Gather every line of the entries that includes the word "MARTIN".

>> Start RECORDS PROVIDED

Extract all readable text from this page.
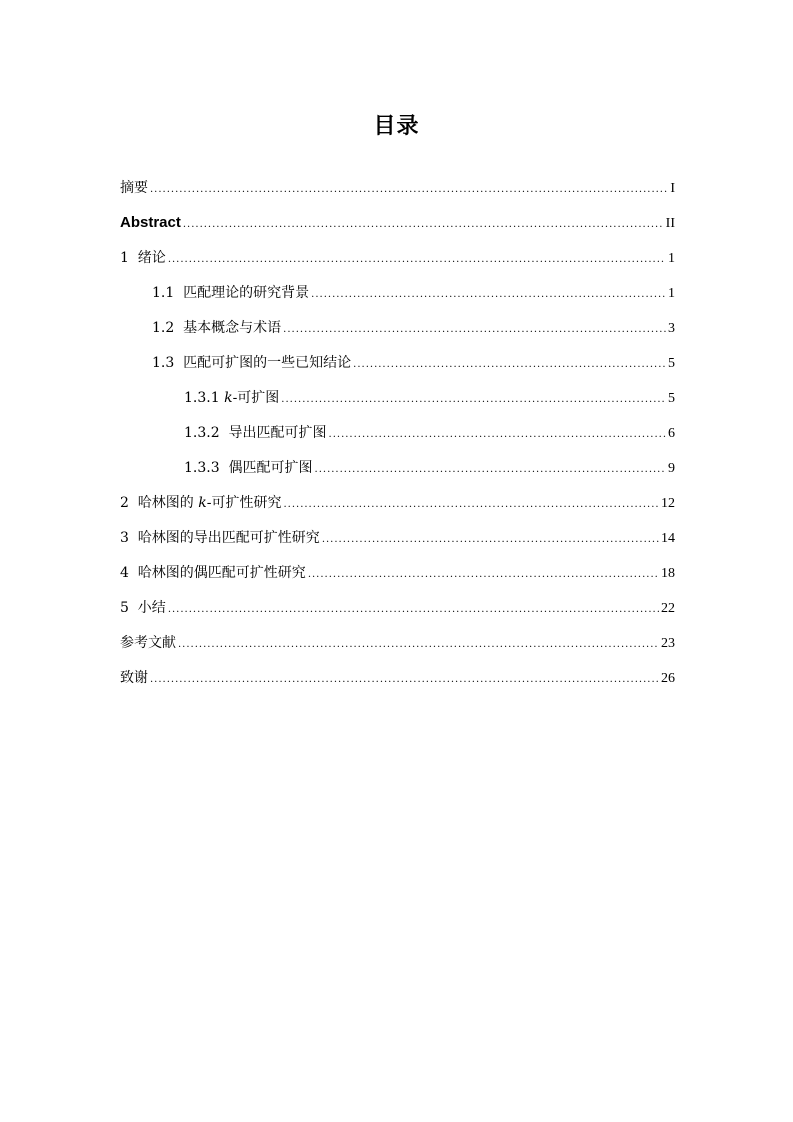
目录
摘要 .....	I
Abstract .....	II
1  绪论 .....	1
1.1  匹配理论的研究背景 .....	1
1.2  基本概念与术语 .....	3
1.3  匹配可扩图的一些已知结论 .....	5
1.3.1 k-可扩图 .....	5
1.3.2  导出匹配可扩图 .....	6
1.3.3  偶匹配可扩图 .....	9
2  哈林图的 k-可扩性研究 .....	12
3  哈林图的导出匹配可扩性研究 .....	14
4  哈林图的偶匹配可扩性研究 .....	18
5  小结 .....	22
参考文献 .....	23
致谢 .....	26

>> End RECORDS PROVIDED
>> Start RECORDS PROVIDED

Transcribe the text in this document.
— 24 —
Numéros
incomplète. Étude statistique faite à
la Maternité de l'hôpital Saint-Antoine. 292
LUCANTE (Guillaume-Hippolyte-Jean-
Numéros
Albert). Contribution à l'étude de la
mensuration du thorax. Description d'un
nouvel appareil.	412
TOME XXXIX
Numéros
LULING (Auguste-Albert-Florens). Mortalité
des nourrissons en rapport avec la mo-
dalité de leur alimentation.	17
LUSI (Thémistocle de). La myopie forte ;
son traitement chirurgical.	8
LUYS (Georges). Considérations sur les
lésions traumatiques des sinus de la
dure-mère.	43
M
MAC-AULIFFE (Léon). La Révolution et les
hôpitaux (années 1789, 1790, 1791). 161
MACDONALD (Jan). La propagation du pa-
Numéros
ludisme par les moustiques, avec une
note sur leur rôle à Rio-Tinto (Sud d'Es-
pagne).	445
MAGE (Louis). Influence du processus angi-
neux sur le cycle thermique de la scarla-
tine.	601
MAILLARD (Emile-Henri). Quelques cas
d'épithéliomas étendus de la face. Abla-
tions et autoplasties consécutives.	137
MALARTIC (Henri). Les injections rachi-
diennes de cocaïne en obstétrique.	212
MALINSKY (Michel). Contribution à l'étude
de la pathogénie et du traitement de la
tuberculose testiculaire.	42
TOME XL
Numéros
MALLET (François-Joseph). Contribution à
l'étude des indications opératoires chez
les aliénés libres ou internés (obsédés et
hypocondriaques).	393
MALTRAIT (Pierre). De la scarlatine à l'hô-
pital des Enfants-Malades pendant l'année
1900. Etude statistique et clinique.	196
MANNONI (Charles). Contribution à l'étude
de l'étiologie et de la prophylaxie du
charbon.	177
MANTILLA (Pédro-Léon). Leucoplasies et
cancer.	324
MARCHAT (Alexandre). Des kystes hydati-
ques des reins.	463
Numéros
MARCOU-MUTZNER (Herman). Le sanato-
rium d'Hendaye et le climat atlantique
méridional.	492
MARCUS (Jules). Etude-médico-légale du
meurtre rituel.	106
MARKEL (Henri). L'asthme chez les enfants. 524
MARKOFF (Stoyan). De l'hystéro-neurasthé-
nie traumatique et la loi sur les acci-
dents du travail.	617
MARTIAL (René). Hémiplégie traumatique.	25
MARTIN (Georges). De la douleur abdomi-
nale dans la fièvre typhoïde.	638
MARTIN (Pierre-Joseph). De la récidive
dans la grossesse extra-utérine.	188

>> End RECORDS PROVIDED

WRITTEN SOLUTION:
MARTIN (Georges). De la douleur abdomi-
MARTIN (Pierre-Joseph). De la récidive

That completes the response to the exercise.